»»

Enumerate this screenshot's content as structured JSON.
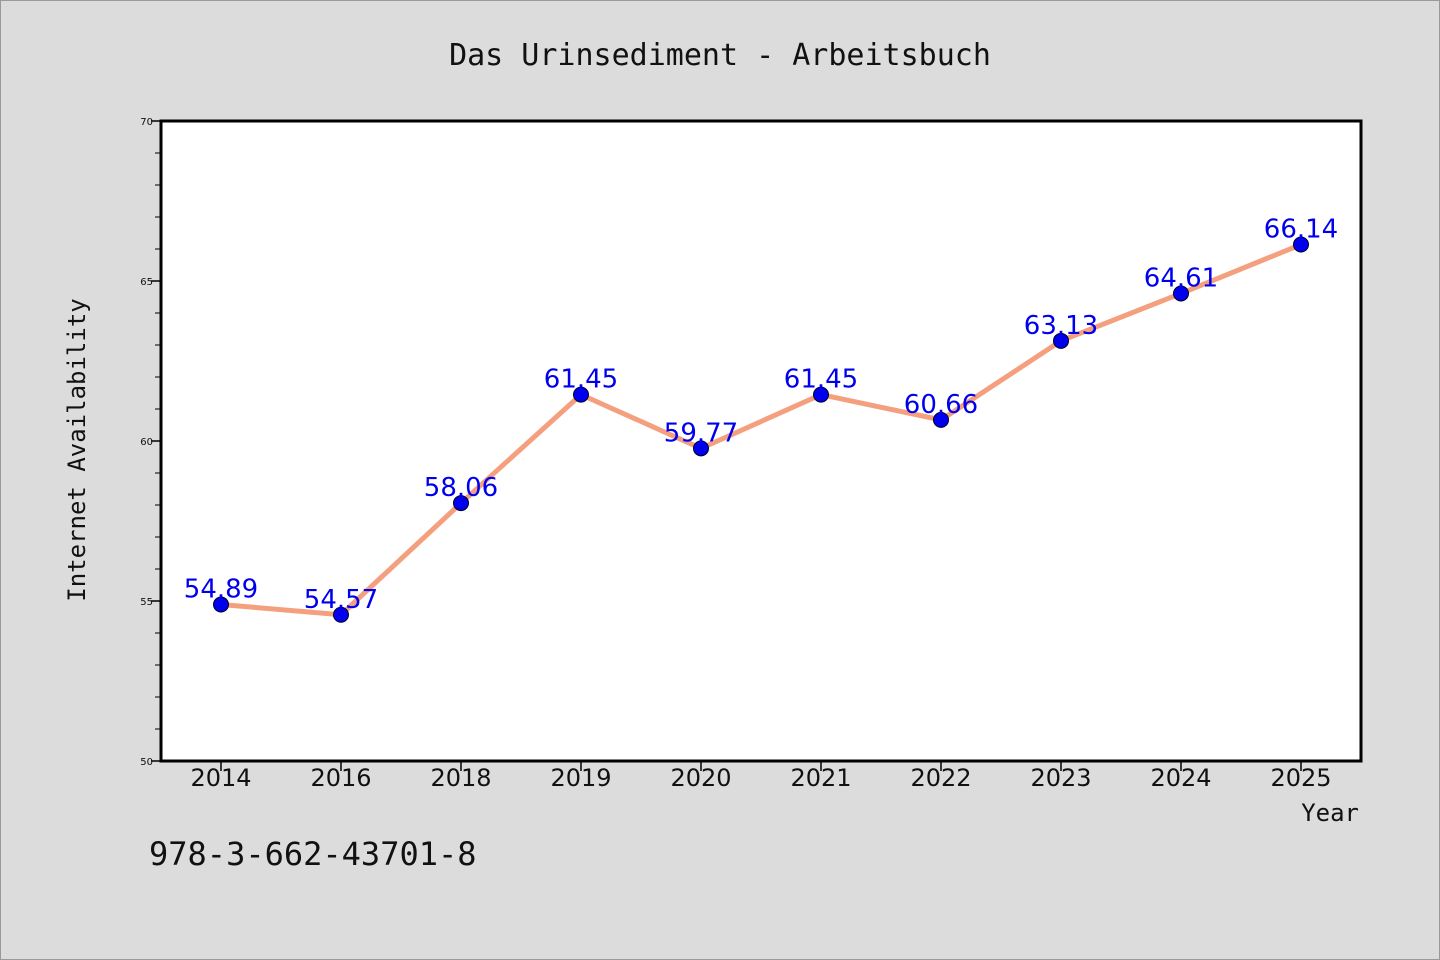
{
  "chart_data": {
    "type": "line",
    "title": "Das Urinsediment - Arbeitsbuch",
    "xlabel": "Year",
    "ylabel": "Internet Availability",
    "categories": [
      "2014",
      "2016",
      "2018",
      "2019",
      "2020",
      "2021",
      "2022",
      "2023",
      "2024",
      "2025"
    ],
    "values": [
      54.89,
      54.57,
      58.06,
      61.45,
      59.77,
      61.45,
      60.66,
      63.13,
      64.61,
      66.14
    ],
    "data_labels": [
      "54.89",
      "54.57",
      "58.06",
      "61.45",
      "59.77",
      "61.45",
      "60.66",
      "63.13",
      "64.61",
      "66.14"
    ],
    "ylim": [
      50,
      70
    ],
    "yticks": [
      50,
      55,
      60,
      65,
      70
    ],
    "ytick_labels": [
      "50",
      "55",
      "60",
      "65",
      "70"
    ],
    "grid": false,
    "legend": "none",
    "colors": {
      "line": "#f4a07e",
      "marker": "#0000ee",
      "label": "#0000ee",
      "background": "#dcdcdc",
      "plot_background": "#ffffff"
    }
  },
  "footer": {
    "isbn": "978-3-662-43701-8"
  }
}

««

▶ Goal of the exercise:
Output the material word for word, omitting its pictures.

▶ Result of this exercise:
Enumerate this screenshot's content as structured JSON.
{
  "chart_data": {
    "type": "line",
    "title": "Das Urinsediment - Arbeitsbuch",
    "xlabel": "Year",
    "ylabel": "Internet Availability",
    "categories": [
      "2014",
      "2016",
      "2018",
      "2019",
      "2020",
      "2021",
      "2022",
      "2023",
      "2024",
      "2025"
    ],
    "values": [
      54.89,
      54.57,
      58.06,
      61.45,
      59.77,
      61.45,
      60.66,
      63.13,
      64.61,
      66.14
    ],
    "data_labels": [
      "54.89",
      "54.57",
      "58.06",
      "61.45",
      "59.77",
      "61.45",
      "60.66",
      "63.13",
      "64.61",
      "66.14"
    ],
    "ylim": [
      50,
      70
    ],
    "yticks": [
      50,
      55,
      60,
      65,
      70
    ],
    "ytick_labels": [
      "50",
      "55",
      "60",
      "65",
      "70"
    ],
    "grid": false,
    "legend": "none",
    "colors": {
      "line": "#f4a07e",
      "marker": "#0000ee",
      "label": "#0000ee",
      "background": "#dcdcdc",
      "plot_background": "#ffffff"
    }
  },
  "footer": {
    "isbn": "978-3-662-43701-8"
  }
}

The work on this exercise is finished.